Check each line of the material below for "heading", then copy the ones that contain it.

▬▬▬▬▬▬

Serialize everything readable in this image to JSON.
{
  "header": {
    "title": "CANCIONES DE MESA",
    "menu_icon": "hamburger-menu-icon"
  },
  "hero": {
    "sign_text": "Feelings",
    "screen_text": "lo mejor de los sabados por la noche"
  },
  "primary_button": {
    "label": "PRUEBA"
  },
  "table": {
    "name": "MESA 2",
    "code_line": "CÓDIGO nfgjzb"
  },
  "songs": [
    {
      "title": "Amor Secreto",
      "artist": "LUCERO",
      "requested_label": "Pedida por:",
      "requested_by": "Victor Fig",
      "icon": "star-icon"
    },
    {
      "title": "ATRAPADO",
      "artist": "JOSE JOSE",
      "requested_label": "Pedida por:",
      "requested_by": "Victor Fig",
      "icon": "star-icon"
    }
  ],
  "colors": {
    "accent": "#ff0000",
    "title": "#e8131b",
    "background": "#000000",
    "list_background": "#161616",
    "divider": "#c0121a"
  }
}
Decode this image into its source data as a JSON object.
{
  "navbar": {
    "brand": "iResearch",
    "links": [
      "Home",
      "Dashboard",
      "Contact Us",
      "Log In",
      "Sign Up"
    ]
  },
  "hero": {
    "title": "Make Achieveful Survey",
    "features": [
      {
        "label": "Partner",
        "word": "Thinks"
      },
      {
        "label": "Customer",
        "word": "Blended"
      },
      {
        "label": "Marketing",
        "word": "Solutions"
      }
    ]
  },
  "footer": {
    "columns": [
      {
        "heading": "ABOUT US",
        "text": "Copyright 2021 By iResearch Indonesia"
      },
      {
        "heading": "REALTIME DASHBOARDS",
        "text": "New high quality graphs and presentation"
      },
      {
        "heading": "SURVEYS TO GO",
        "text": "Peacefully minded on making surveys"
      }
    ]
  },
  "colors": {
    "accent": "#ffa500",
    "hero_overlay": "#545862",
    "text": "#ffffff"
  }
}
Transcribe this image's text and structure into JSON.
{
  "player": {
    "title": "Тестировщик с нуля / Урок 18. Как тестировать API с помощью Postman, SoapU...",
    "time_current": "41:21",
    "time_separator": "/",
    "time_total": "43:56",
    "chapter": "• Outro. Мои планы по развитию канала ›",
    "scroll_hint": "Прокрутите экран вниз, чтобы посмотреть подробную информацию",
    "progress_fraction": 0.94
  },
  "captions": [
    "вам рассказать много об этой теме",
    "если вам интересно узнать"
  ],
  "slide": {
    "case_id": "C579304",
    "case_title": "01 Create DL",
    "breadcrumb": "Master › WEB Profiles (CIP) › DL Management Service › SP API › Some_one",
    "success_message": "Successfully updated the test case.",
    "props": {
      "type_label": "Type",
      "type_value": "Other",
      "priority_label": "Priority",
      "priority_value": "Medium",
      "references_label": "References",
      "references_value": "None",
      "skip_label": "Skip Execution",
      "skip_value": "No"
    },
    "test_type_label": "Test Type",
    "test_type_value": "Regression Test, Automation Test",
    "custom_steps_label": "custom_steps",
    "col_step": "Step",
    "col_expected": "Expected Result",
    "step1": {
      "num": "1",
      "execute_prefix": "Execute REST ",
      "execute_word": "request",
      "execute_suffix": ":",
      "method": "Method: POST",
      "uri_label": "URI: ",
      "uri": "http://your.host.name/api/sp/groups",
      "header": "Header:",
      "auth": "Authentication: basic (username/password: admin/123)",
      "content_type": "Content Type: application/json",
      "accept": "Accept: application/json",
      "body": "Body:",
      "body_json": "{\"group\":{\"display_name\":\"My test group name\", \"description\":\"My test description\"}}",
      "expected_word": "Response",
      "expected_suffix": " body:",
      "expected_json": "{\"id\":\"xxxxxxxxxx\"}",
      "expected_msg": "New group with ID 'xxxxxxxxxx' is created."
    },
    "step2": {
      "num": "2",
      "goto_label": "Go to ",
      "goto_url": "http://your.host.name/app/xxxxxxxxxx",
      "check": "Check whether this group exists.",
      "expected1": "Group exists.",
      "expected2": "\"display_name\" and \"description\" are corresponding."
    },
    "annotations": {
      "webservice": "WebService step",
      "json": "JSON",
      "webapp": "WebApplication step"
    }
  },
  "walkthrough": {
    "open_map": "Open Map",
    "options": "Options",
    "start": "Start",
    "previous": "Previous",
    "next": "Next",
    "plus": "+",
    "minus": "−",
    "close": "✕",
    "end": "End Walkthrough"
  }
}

▬▬▬▬▬▬

§ **RESULT OF THIS EXERCISE**:
        "heading": "ABOUT US",
        "heading": "REALTIME DASHBOARDS",
        "heading": "SURVEYS TO GO",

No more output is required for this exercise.